Nizam Betel Nut, SAS Paper Banana Leaf,Poly Glassine Paper
 
KUALA LUMPUR, Malaysia—A shortage of banana leaves prompted the owner of Kanna Curry House in Malaysia to turn to paper versions, setting off a debate among restaurateurs and enthusiasts about what the leaves mean to Indian cuisine.

Muthu Kumar finds himself caught between his tradition-bound diners, who refuse to abandon banana leaves, which are used as plates, and an increasingly complex and expensive supply chain that sends machete-wielding workers deep into Malaysia's jungles in search of the coveted leaves.

"There is no point in insisting on keeping the tradition when I can't get fresh leaves," said the 25-year-old Mr. Kumar.

As Indian food has grown in popularity in Malaysia, banana leaves have become tougher for restaurant owners like Mr. Kumar to find. Kuala Lumpur and neighboring Selangor state have up to an estimated 700 banana-leaf restaurants, according to Shalini Shanmugam, the owner of four banana plantations. Fresh leaves can be hard to acquire because many banana plantations were cleared for housing.

The Consumers Association of Penang, a consumer-advocacy group, was so peeved with Mr. Kumar that it dragged the nation's health ministry in to rule whether paper banana leaves are sanitary. The health ministry found that there were no health hazards.

But for die-hards like R. Subramaniam, who is in his 70s, fake banana leaves just won't do.

"You either serve me food on a banana leaf or on a plate. For the price I will be charged for a banana leaf rice meal, I certainly will not eat out of paper," he said.

That viewpoint has resulted in Mr. Kumar losing what he estimates to be 5% of his customers over the past year. It also helps explain why his side business of selling paper leaves hasn't taken off. Only seven other Indian restaurants in Malaysia are buying his paper leaves.

The conflict stems from the unique role banana leaves play in Indian cooking. The leaves function as plates for rice with vegetables, curry and pickles. The leaves aren't eaten, but Indian-food purists insist they instill a distinct flavor and fragrance that is integral to the overall dish. One leaf generally can be made into three "plates."

» JOBS
1. In the article about Malaysia's banana-leaf shortage, what share of his customers does Mr. Kumar estimate he lost over the past year?
2. Continue the article on Malaysia's banana-leaf shortage, picking up after its last sentence.

» DATA SUPPLIED
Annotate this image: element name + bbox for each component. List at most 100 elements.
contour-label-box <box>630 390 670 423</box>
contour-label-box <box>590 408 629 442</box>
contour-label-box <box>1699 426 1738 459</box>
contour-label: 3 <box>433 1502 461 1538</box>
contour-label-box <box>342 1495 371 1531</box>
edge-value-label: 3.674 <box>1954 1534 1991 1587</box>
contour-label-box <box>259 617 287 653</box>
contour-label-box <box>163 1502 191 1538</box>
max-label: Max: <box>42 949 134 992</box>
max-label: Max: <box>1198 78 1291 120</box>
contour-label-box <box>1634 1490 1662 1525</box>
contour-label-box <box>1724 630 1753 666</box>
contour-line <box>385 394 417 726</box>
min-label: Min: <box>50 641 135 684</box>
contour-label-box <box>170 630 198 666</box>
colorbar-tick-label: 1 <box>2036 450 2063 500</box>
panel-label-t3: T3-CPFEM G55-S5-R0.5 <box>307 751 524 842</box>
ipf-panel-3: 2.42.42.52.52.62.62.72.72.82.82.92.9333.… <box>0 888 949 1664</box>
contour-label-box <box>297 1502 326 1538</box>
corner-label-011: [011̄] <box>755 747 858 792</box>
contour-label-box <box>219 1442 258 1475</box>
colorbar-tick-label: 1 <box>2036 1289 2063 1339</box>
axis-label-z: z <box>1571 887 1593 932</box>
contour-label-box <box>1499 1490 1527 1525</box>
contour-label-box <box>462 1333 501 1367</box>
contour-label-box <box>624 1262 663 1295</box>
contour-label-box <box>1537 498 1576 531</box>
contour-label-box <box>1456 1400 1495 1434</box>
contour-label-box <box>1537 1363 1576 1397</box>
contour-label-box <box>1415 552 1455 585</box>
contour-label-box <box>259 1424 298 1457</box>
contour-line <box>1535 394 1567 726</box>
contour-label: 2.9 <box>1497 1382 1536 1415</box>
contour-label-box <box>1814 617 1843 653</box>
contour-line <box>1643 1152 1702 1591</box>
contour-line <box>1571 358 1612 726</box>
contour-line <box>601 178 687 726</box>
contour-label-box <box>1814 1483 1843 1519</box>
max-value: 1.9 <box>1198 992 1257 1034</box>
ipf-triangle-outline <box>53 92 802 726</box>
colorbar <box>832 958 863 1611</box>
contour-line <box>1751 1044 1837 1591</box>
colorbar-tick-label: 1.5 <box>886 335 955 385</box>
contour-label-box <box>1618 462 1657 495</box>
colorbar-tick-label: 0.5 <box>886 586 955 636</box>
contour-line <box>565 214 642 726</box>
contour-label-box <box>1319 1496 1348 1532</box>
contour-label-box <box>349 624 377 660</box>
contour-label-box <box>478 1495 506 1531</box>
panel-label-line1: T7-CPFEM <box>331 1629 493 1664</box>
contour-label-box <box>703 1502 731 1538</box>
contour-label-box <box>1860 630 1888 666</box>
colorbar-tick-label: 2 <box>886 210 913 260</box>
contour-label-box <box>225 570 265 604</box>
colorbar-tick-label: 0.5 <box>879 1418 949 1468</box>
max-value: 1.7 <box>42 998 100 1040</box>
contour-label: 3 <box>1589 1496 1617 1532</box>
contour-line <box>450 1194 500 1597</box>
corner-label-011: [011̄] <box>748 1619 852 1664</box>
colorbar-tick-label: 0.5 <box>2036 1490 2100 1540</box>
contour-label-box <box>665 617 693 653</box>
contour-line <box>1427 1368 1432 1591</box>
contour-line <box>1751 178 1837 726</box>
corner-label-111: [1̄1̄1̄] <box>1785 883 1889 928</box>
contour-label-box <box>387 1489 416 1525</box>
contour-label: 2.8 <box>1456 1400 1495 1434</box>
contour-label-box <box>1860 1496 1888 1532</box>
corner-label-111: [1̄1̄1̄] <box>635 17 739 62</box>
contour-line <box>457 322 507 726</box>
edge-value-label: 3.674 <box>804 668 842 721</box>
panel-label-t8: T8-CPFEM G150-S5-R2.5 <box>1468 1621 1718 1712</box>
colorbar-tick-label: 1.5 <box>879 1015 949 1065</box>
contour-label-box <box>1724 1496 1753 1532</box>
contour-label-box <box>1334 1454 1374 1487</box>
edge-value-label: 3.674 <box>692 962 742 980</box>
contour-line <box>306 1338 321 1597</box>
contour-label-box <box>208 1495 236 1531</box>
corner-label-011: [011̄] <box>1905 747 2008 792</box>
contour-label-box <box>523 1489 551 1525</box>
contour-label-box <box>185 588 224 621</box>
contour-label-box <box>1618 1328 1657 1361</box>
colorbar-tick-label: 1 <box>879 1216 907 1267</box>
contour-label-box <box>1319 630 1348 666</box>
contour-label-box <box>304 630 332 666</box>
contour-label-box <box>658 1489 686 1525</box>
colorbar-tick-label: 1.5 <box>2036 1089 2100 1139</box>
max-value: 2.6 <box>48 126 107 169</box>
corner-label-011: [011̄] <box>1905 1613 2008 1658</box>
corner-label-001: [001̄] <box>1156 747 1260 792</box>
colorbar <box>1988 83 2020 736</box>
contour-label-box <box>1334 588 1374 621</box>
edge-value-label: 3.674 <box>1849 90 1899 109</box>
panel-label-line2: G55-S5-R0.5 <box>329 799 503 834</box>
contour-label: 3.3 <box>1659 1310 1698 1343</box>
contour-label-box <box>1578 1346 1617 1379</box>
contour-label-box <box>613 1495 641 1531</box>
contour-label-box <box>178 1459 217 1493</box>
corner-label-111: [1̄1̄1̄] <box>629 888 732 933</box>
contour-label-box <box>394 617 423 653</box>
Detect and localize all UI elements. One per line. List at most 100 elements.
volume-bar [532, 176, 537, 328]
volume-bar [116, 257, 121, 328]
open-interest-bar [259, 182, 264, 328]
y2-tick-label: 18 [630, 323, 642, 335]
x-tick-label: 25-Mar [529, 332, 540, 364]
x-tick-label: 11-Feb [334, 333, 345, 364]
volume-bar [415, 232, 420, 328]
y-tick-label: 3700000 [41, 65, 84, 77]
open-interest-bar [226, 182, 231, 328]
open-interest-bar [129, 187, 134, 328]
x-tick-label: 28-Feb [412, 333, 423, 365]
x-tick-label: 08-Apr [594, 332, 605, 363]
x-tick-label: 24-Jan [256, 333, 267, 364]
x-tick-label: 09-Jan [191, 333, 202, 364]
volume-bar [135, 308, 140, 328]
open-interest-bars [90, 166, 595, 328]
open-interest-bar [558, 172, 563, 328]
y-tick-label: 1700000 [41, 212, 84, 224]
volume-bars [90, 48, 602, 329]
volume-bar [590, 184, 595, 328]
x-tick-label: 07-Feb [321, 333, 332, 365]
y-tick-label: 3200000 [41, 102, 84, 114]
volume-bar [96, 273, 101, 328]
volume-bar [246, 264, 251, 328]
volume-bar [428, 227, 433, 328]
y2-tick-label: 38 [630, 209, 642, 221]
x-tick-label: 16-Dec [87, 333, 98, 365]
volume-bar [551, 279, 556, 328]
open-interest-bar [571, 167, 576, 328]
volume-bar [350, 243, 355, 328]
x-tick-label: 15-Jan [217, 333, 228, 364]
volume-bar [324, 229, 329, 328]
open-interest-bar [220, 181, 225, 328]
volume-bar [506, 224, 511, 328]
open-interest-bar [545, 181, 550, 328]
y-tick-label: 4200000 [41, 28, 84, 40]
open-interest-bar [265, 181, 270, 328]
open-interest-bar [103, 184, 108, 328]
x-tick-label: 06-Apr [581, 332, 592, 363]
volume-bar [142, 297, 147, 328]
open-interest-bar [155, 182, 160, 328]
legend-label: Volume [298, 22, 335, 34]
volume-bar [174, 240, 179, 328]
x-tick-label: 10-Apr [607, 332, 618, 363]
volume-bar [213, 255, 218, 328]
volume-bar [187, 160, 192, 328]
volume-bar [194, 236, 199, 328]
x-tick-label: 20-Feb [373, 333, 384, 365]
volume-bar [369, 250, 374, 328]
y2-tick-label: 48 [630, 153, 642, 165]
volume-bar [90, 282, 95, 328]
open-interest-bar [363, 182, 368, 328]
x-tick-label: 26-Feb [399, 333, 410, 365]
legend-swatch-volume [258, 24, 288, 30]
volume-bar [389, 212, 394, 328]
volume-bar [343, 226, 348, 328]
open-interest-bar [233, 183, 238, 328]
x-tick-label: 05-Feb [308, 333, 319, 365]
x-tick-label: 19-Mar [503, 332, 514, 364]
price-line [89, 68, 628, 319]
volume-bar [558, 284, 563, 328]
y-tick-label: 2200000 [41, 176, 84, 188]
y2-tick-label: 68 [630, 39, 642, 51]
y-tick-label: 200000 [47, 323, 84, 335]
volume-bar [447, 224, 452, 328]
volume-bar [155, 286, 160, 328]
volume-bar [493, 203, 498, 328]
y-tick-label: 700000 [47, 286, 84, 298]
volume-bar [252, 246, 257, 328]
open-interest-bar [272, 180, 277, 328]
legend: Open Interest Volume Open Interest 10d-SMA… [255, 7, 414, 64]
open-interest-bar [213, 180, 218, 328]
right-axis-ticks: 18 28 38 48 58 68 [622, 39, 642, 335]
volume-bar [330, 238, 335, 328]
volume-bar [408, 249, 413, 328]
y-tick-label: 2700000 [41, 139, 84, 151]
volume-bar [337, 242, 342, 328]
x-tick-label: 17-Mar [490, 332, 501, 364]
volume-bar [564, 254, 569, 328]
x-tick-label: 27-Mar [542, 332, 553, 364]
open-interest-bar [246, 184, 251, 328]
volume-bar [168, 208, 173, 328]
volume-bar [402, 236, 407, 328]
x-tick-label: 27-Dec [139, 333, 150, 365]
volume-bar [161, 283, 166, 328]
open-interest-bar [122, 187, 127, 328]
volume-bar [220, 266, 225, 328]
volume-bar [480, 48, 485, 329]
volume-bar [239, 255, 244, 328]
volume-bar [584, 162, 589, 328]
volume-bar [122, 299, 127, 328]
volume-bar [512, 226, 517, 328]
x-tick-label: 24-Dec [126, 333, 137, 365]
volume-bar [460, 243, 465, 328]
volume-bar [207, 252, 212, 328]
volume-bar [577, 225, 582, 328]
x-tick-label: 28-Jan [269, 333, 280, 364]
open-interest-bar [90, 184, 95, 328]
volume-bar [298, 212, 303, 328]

» OUTPUTS IN ORDER
1. About 5% of his customers.

2.
Mr. Kumar's case also highlights a generational rift, with older Indian diners tending to demand real leaves. But younger diners, like Ravinder Singh, a 25-year-old insurance worker, are often more open to the switch.

"It makes no difference if the food is eaten out of a banana leaf or paper leaf because the taste is in the food," said Mr. Ravinder, who is a customer of Mr. Kumar.

Mr. Kumar says he intends to stick with his paper leaves to supply his seven restaurants, which require a total of 5,000 leaves a day. His largest restaurant, which is in the state of Selangor, next to Kuala Lumpur, needs 800 leaves on weekdays and 1,100 leaves on weekends.

When he started to notice the shortage of fresh leaves last year, he said he rejected buying frozen Cambodia banana leaves out of concern over chemical additives. He said he then weighed buying leaves from banana orchards, but didn't feel he could depend on them.

Finally, he turned to artificial leaves from India. He orders 1 million leaves every three to four months, which are sent to him in containers on a ship. It is a huge savings—6 U.S. cents per paper leaf compared with 12 cents for a fresh leaf. And that is before he adds in labor costs for 12 workers at his six restaurants to clean fresh leaves.

Ironically, the soap opera Mr. Kumar unleashed in Malaysia doesn't seem to have played out in India, where restaurants in the south have for years substituted fake leaves for the pricier originals. Still, real banana leaves are preferred in India, with diners wedded to tradition and flavor.

In Malaysia, restaurant owners battle for available banana leaves at plantations, in the wild and even alongside roads, where the hardy plants thrive in the country's wet and hot climate.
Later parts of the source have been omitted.